# Material to process start

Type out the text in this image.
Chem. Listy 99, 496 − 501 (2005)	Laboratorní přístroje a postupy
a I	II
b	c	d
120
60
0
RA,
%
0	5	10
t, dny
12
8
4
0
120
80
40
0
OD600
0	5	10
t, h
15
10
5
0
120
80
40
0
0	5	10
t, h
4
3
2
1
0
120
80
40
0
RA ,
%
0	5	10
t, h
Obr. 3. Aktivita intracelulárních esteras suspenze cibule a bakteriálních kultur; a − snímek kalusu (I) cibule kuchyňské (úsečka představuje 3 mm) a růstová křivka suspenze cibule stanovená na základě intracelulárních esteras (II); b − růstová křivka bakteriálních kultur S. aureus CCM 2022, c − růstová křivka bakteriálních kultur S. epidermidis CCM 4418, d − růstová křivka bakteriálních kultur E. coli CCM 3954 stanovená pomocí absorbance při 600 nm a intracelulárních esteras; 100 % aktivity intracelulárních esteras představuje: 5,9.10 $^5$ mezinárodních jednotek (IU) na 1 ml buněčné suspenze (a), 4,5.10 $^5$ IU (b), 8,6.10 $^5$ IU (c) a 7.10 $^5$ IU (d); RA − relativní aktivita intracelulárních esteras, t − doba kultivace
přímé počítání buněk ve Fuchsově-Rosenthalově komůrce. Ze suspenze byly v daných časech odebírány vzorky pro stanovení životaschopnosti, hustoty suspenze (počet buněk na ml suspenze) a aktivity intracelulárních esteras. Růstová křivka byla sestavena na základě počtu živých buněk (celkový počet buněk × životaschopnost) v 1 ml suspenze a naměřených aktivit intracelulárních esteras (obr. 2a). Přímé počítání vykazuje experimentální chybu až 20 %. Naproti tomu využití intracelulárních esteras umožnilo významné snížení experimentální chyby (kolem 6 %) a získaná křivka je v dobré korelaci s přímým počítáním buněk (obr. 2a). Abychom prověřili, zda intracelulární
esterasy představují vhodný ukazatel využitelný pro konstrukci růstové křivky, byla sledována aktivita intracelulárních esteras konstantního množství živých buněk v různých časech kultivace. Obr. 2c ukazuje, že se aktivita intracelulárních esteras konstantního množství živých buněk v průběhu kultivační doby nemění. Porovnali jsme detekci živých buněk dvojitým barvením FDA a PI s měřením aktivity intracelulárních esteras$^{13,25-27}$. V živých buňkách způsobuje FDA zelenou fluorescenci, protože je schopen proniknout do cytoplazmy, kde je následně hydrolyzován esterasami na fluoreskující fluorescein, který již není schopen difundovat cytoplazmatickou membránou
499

# Material to process end

Work required: Write out every entry above, word for word.

Result of this exercise:
Type out the text in this image.
Chem. Listy 99, 496 − 501 (2005)	Laboratorní přístroje a postupy
a I	II
b	c	d
120
60
0
RA,
%
0	5	10
t, dny
12
8
4
0
120
80
40
0
OD600
0	5	10
t, h
15
10
5
0
120
80
40
0
0	5	10
t, h
4
3
2
1
0
120
80
40
0
RA ,
%
0	5	10
t, h
Obr. 3. Aktivita intracelulárních esteras suspenze cibule a bakteriálních kultur; a − snímek kalusu (I) cibule kuchyňské (úsečka představuje 3 mm) a růstová křivka suspenze cibule stanovená na základě intracelulárních esteras (II); b − růstová křivka bakteriálních kultur S. aureus CCM 2022, c − růstová křivka bakteriálních kultur S. epidermidis CCM 4418, d − růstová křivka bakteriálních kultur E. coli CCM 3954 stanovená pomocí absorbance při 600 nm a intracelulárních esteras; 100 % aktivity intracelulárních esteras představuje: 5,9.10 $^5$ mezinárodních jednotek (IU) na 1 ml buněčné suspenze (a), 4,5.10 $^5$ IU (b), 8,6.10 $^5$ IU (c) a 7.10 $^5$ IU (d); RA − relativní aktivita intracelulárních esteras, t − doba kultivace
přímé počítání buněk ve Fuchsově-Rosenthalově komůrce. Ze suspenze byly v daných časech odebírány vzorky pro stanovení životaschopnosti, hustoty suspenze (počet buněk na ml suspenze) a aktivity intracelulárních esteras. Růstová křivka byla sestavena na základě počtu živých buněk (celkový počet buněk × životaschopnost) v 1 ml suspenze a naměřených aktivit intracelulárních esteras (obr. 2a). Přímé počítání vykazuje experimentální chybu až 20 %. Naproti tomu využití intracelulárních esteras umožnilo významné snížení experimentální chyby (kolem 6 %) a získaná křivka je v dobré korelaci s přímým počítáním buněk (obr. 2a). Abychom prověřili, zda intracelulární
esterasy představují vhodný ukazatel využitelný pro konstrukci růstové křivky, byla sledována aktivita intracelulárních esteras konstantního množství živých buněk v různých časech kultivace. Obr. 2c ukazuje, že se aktivita intracelulárních esteras konstantního množství živých buněk v průběhu kultivační doby nemění. Porovnali jsme detekci živých buněk dvojitým barvením FDA a PI s měřením aktivity intracelulárních esteras$^{13,25-27}$. V živých buňkách způsobuje FDA zelenou fluorescenci, protože je schopen proniknout do cytoplazmy, kde je následně hydrolyzován esterasami na fluoreskující fluorescein, který již není schopen difundovat cytoplazmatickou membránou
499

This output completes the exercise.